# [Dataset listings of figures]

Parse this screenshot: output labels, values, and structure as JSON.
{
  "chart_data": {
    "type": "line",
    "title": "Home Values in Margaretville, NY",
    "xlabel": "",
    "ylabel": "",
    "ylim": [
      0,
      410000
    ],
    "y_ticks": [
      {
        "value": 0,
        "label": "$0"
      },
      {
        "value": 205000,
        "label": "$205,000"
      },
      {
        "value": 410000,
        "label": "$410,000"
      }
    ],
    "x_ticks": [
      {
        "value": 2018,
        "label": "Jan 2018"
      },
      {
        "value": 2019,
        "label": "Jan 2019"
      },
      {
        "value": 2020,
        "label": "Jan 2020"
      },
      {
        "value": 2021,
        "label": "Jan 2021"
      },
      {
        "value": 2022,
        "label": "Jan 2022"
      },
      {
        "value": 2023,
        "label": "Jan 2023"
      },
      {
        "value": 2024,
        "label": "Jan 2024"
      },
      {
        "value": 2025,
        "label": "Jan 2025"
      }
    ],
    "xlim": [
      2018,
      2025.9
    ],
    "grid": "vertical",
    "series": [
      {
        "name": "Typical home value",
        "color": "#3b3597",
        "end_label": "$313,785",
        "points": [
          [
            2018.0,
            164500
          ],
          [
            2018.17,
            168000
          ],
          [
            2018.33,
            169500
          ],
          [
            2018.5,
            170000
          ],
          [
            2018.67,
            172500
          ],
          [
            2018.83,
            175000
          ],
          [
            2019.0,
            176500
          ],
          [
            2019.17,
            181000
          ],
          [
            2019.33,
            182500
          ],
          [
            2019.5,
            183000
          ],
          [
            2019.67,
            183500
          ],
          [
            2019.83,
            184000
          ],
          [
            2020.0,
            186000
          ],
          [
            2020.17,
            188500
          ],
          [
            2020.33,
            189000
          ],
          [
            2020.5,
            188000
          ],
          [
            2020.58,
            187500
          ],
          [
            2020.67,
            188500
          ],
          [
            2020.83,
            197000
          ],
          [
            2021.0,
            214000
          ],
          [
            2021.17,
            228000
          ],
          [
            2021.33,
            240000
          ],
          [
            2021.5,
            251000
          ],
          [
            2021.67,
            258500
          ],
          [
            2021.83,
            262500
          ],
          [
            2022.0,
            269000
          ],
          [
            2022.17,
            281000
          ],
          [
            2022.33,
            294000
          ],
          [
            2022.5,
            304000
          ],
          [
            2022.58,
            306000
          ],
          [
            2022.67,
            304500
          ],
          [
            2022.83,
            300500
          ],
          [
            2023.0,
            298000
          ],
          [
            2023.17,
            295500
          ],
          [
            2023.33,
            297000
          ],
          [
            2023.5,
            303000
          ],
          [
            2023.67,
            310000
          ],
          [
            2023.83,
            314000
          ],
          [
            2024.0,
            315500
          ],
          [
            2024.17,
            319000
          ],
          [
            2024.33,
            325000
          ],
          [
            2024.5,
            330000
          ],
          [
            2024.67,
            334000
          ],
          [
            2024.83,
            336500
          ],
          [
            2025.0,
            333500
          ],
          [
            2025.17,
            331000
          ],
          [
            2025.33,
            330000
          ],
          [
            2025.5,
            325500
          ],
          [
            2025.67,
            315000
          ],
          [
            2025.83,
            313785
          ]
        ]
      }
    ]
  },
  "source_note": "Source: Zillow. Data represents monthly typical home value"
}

# [TASK DESCRIPTION]
Pull out each record as written and restate it exactly.

# [FULL ANSWER]
Parse this screenshot: output labels, values, and structure as JSON.
{
  "chart_data": {
    "type": "line",
    "title": "Home Values in Margaretville, NY",
    "xlabel": "",
    "ylabel": "",
    "ylim": [
      0,
      410000
    ],
    "y_ticks": [
      {
        "value": 0,
        "label": "$0"
      },
      {
        "value": 205000,
        "label": "$205,000"
      },
      {
        "value": 410000,
        "label": "$410,000"
      }
    ],
    "x_ticks": [
      {
        "value": 2018,
        "label": "Jan 2018"
      },
      {
        "value": 2019,
        "label": "Jan 2019"
      },
      {
        "value": 2020,
        "label": "Jan 2020"
      },
      {
        "value": 2021,
        "label": "Jan 2021"
      },
      {
        "value": 2022,
        "label": "Jan 2022"
      },
      {
        "value": 2023,
        "label": "Jan 2023"
      },
      {
        "value": 2024,
        "label": "Jan 2024"
      },
      {
        "value": 2025,
        "label": "Jan 2025"
      }
    ],
    "xlim": [
      2018,
      2025.9
    ],
    "grid": "vertical",
    "series": [
      {
        "name": "Typical home value",
        "color": "#3b3597",
        "end_label": "$313,785",
        "points": [
          [
            2018.0,
            164500
          ],
          [
            2018.17,
            168000
          ],
          [
            2018.33,
            169500
          ],
          [
            2018.5,
            170000
          ],
          [
            2018.67,
            172500
          ],
          [
            2018.83,
            175000
          ],
          [
            2019.0,
            176500
          ],
          [
            2019.17,
            181000
          ],
          [
            2019.33,
            182500
          ],
          [
            2019.5,
            183000
          ],
          [
            2019.67,
            183500
          ],
          [
            2019.83,
            184000
          ],
          [
            2020.0,
            186000
          ],
          [
            2020.17,
            188500
          ],
          [
            2020.33,
            189000
          ],
          [
            2020.5,
            188000
          ],
          [
            2020.58,
            187500
          ],
          [
            2020.67,
            188500
          ],
          [
            2020.83,
            197000
          ],
          [
            2021.0,
            214000
          ],
          [
            2021.17,
            228000
          ],
          [
            2021.33,
            240000
          ],
          [
            2021.5,
            251000
          ],
          [
            2021.67,
            258500
          ],
          [
            2021.83,
            262500
          ],
          [
            2022.0,
            269000
          ],
          [
            2022.17,
            281000
          ],
          [
            2022.33,
            294000
          ],
          [
            2022.5,
            304000
          ],
          [
            2022.58,
            306000
          ],
          [
            2022.67,
            304500
          ],
          [
            2022.83,
            300500
          ],
          [
            2023.0,
            298000
          ],
          [
            2023.17,
            295500
          ],
          [
            2023.33,
            297000
          ],
          [
            2023.5,
            303000
          ],
          [
            2023.67,
            310000
          ],
          [
            2023.83,
            314000
          ],
          [
            2024.0,
            315500
          ],
          [
            2024.17,
            319000
          ],
          [
            2024.33,
            325000
          ],
          [
            2024.5,
            330000
          ],
          [
            2024.67,
            334000
          ],
          [
            2024.83,
            336500
          ],
          [
            2025.0,
            333500
          ],
          [
            2025.17,
            331000
          ],
          [
            2025.33,
            330000
          ],
          [
            2025.5,
            325500
          ],
          [
            2025.67,
            315000
          ],
          [
            2025.83,
            313785
          ]
        ]
      }
    ]
  },
  "source_note": "Source: Zillow. Data represents monthly typical home value"
}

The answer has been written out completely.